# Data
──────

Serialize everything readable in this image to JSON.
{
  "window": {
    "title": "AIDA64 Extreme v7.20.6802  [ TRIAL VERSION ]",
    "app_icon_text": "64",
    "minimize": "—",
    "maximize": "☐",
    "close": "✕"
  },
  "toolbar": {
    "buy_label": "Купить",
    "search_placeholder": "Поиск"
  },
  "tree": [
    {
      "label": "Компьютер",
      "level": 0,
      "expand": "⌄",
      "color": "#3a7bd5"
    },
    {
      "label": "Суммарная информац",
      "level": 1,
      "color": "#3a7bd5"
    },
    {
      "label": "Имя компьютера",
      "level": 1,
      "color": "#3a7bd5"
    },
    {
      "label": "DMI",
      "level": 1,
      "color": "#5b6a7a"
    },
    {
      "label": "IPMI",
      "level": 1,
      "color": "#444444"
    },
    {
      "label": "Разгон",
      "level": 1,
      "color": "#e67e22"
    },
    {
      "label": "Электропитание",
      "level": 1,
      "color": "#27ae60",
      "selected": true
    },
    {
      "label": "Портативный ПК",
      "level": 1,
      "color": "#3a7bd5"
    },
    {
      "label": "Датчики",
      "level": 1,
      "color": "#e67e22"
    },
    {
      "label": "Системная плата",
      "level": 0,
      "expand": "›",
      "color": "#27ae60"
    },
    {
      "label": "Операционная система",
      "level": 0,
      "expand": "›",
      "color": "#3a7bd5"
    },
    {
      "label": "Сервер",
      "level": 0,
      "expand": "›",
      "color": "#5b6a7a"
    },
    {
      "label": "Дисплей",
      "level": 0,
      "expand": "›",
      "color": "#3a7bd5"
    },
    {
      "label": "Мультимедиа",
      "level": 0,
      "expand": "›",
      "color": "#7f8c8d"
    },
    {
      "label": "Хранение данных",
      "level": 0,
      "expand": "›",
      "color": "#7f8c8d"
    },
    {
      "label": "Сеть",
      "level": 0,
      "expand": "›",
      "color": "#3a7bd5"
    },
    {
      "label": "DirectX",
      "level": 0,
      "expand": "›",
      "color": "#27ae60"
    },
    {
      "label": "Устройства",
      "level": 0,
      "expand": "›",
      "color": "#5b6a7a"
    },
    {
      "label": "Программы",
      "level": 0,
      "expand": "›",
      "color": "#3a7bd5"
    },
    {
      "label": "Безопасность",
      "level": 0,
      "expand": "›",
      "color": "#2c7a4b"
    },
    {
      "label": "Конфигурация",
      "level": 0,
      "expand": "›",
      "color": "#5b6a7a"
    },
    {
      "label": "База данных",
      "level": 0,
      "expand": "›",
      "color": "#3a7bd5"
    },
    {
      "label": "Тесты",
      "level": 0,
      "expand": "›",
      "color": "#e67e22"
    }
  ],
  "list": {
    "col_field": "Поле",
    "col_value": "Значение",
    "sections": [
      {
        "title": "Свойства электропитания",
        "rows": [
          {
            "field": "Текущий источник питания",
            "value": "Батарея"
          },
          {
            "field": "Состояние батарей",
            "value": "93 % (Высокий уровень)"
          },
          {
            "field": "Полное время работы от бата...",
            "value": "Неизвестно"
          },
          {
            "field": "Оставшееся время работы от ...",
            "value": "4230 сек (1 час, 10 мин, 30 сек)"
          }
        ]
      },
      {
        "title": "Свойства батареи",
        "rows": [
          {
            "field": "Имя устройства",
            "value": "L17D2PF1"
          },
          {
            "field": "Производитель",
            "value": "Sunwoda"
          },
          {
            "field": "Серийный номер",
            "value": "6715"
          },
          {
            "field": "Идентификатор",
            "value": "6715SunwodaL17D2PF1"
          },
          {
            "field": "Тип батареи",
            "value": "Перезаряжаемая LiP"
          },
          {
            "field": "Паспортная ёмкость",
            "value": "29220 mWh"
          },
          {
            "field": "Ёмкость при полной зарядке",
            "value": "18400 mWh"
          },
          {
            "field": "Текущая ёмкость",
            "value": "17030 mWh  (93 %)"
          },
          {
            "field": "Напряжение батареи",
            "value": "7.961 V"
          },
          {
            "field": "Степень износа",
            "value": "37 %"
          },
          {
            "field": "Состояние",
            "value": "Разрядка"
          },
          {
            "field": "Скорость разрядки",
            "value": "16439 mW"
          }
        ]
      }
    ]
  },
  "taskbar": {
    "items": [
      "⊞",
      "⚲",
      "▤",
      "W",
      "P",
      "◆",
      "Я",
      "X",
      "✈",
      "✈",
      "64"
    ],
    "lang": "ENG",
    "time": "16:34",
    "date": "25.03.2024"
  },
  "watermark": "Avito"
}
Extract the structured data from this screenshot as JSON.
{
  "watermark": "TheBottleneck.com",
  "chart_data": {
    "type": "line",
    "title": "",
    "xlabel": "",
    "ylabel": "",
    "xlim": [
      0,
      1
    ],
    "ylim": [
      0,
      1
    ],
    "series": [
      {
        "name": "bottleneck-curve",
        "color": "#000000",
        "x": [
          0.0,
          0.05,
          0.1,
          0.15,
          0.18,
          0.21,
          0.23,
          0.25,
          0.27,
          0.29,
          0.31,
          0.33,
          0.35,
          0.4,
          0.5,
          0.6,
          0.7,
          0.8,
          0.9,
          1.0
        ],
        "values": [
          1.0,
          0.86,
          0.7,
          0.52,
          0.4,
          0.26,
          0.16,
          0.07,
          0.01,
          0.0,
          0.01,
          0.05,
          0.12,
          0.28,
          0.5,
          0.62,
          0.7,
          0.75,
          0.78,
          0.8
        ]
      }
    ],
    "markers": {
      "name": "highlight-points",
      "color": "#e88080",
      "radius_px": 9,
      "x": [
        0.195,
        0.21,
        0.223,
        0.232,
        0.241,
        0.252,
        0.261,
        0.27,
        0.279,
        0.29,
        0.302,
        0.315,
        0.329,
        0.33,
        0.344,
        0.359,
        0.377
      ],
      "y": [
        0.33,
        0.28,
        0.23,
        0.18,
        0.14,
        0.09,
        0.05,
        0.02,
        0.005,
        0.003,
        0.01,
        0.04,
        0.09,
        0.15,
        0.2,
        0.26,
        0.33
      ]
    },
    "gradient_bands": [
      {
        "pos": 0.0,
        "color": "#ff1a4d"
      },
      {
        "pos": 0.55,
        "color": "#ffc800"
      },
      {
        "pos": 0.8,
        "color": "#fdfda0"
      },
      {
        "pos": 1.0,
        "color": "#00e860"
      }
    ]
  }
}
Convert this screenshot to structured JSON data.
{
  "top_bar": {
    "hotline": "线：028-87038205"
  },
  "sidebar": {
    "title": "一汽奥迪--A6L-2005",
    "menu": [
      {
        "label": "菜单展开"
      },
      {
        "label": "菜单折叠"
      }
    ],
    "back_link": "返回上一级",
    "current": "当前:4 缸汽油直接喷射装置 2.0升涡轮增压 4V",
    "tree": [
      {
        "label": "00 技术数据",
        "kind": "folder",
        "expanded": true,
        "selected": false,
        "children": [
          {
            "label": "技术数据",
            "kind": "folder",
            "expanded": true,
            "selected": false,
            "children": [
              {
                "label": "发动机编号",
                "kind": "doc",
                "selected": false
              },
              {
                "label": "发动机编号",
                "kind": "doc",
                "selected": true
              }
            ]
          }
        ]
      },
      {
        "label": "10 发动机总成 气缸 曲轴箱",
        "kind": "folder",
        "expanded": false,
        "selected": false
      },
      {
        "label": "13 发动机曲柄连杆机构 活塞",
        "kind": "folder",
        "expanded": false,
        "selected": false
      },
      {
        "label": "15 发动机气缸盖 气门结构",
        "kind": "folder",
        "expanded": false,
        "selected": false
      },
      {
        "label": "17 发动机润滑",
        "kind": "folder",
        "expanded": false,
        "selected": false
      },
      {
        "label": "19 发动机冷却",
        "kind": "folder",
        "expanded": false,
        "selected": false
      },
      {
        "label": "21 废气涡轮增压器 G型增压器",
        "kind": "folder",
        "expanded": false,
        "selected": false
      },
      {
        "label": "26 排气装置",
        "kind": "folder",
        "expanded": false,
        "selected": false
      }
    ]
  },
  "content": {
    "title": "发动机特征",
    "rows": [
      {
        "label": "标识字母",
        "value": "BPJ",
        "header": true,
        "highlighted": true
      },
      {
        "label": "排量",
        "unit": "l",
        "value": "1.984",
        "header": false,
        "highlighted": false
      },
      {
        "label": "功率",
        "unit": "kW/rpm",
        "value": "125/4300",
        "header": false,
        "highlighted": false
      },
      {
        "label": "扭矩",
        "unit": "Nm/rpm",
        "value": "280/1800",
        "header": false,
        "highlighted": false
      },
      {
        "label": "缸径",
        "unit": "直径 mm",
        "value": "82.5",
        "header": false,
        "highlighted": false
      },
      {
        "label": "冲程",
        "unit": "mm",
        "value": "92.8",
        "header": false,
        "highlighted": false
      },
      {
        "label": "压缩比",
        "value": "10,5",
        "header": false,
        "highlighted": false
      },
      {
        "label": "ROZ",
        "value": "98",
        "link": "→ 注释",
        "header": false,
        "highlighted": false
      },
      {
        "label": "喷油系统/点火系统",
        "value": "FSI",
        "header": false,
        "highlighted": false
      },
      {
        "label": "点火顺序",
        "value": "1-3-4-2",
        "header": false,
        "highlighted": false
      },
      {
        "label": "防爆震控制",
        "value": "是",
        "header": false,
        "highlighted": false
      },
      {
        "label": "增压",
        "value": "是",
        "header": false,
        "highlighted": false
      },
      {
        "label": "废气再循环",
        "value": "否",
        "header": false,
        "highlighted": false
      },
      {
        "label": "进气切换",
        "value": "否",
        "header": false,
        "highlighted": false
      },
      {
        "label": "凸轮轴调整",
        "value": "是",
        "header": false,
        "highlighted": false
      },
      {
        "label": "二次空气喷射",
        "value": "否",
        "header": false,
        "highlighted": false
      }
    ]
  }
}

──────

# Direction
Report only the number of lines that hold the word "true".

# Solution below
6